TEXTO DE REFERENCIA:
####################

Y bien: creo que, luego de esta brevísima reseña para ubicar histórica, política e institucionalmente al Consejo de la Magistratura, cabe detenerse a contestar estas preguntas: ¿Cómo arribó el Consejo de la Magistratura a la Constitución Argentina? ¿Cuáles fueron los reclamos y las necesidades para su incorporación? ¿Qué objetivos se persiguieron?
Estos y otros interrogantes han ocupado a los autores entre nosotros, no sólo desde un interés positivo y exegético de un instituto del derecho constitucional, sino vinculado al debate instalado en el Congreso nacional a propósito del cumplimiento de la manda constitucional de sancionar la ley orgánica, que es su competencia.
El Consejo de la Magistratura fue extraño a la Constitución Nacional, y a las constituciones de las provincias hasta 1957 en que el Chaco lo inauguró y Río Negro de algún modo lo anticipó; hasta entonces, las provincias siguieron el sistema, político de la constitución Nacional -que es el de la Constitución norteamericana-.
Excepcionalmente, en Chubut se adoptó un sistema fuertemente corporativo, en que los abogados proponían ternas al Superior Tribunal de Justicia para el ingreso a la carrera judicial, que la práctica extendió a los ascensos, debiendo mediar antes de la designación por el Tribunal el acuerdo legislativo. El modelo Chubut de 1957, dejado de lado por la Constitución de 1994, se pareció al Consejo de la Magistratura precisamente por su base corporativa. Pero, notablemente, no participaban los jueces y funcionarios judiciales en el sistema -aunque la ley 3760, que impulsé como legislador, les acordó ingerencia en una Comisión Técnica Asesora, con voz pero sin voto para no traicionar la Constitución-.
El ciclo constituyente provincial inaugurado por la Constitución santiagueña de marzo de 1986, ya exhibe una aceptación mayor del Consejo de la Magistratura como sistema de designación. Así, se lo ha incorporado en las constituciones de Río Negro -es posible distinguir dos Consejos en ella-, de Santiago del Estero, de San Juan, de San Luis, de Tierra del Fuego, de La Pampa, de Buenos Aires, lo mantiene la del Chaco de 1994, y la de Chubut de 1994 instaura su modelo de base parcialmente popular, inédito hasta él; la de Formosa de 1991 le ha permitido a la ley crear el Consejo (art.166).
Pero no puede decirse que la Nación haya abrevado en las provincias para moldear el Consejo previsto en el artículo 114, C.N. Por de pronto, conviene subrayar la motivación que la dirigencia política tuvo para decidir su incorporación. Quien ha sido tal vez el político que con más énfasis propició la adopción del Consejo, el Dr. Raúl Alfonsín, escribió sobre el tema que me ocupa: «La reforma debía procurar un Poder Judicial imparcial e independiente. Para ello, se hacía imprescindible cambiar el sistema de designación de los jueces (…) Creíamos indispensable la creación de un Consejo de la Magistratura integrado por jueces, abogados, académicos y representantes de los principales bloques del Congreso, que interviniera en la designación y remoción de los jueces, en la administración de recursos humanos, organizativos y presupuestarios así como en el mantenimiento de la disciplina dentro del sistema. Tal es el caso de España e Italia, por ejemplo».

####################

(Datos extraídos de una colección)
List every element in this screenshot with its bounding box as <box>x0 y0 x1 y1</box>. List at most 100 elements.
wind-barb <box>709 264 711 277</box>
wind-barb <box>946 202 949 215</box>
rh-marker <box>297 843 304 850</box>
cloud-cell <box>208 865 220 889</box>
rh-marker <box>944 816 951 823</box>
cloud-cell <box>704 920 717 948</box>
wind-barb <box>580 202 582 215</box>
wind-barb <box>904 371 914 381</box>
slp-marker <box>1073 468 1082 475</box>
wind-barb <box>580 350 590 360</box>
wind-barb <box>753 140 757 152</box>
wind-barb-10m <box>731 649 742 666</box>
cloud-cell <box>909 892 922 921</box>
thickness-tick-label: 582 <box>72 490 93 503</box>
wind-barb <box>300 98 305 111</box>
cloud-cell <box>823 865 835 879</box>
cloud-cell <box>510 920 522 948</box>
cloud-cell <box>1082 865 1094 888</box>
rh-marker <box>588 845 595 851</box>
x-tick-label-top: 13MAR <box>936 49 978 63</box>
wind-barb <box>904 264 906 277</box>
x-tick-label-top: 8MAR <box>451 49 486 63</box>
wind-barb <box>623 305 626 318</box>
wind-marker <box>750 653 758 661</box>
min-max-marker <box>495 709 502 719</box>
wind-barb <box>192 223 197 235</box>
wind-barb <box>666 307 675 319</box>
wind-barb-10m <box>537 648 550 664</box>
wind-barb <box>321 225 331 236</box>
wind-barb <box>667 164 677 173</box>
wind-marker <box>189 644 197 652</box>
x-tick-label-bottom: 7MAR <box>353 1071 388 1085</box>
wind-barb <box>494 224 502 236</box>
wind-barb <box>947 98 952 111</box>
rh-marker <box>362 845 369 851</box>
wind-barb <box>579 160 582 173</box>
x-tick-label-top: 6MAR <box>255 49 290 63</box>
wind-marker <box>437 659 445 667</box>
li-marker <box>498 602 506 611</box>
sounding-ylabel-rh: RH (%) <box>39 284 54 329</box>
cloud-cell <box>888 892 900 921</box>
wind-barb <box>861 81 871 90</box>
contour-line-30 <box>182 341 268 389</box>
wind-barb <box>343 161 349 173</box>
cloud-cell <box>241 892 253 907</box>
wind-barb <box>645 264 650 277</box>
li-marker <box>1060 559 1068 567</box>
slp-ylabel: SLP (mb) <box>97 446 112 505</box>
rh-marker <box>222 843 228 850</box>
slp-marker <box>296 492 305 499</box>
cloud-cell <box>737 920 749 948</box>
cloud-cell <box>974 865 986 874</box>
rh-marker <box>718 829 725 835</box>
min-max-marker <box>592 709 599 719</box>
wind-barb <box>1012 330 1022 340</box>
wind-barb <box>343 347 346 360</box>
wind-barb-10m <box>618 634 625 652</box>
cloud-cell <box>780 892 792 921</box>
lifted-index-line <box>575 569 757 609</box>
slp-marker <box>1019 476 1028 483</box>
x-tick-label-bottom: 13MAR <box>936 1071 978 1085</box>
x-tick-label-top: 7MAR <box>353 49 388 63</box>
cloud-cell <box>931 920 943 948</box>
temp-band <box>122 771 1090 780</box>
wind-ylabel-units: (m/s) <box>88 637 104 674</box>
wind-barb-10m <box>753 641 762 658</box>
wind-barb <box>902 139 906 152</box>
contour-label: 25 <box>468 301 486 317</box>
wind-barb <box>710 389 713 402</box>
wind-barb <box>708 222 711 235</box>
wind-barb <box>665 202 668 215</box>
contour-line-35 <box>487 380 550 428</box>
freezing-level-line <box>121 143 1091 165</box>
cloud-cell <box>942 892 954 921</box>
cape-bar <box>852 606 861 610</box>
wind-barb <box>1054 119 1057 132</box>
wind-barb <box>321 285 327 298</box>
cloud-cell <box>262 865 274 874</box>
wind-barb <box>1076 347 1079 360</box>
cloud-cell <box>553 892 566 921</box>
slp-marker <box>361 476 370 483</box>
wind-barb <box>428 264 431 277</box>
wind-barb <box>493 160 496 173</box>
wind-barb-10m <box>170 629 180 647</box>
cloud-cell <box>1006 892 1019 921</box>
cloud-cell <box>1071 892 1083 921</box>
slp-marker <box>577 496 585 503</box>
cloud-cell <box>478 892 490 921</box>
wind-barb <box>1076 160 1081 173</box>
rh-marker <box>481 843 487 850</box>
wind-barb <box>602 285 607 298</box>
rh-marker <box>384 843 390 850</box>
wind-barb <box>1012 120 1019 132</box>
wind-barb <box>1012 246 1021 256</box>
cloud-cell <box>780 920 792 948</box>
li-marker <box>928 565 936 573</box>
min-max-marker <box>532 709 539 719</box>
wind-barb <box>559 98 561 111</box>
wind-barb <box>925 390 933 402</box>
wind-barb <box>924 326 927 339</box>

####################

Sintetiza en dos oraciones el texto sobre el Consejo de la Magistratura. Los registros no guardan relación alguna con el texto.

El Consejo de la Magistratura fue ajeno a la Constitución Nacional y a las provinciales hasta 1957, cuando lo inauguró el Chaco, y desde el ciclo constituyente abierto en 1986 fue incorporado en numerosas constituciones provinciales. No puede decirse que la Nación se haya inspirado en las provincias para moldear el Consejo del artículo 114, y Raúl Alfonsín, su principal impulsor, lo consideró indispensable para cambiar el sistema de designación de jueces y lograr un Poder Judicial imparcial e independiente.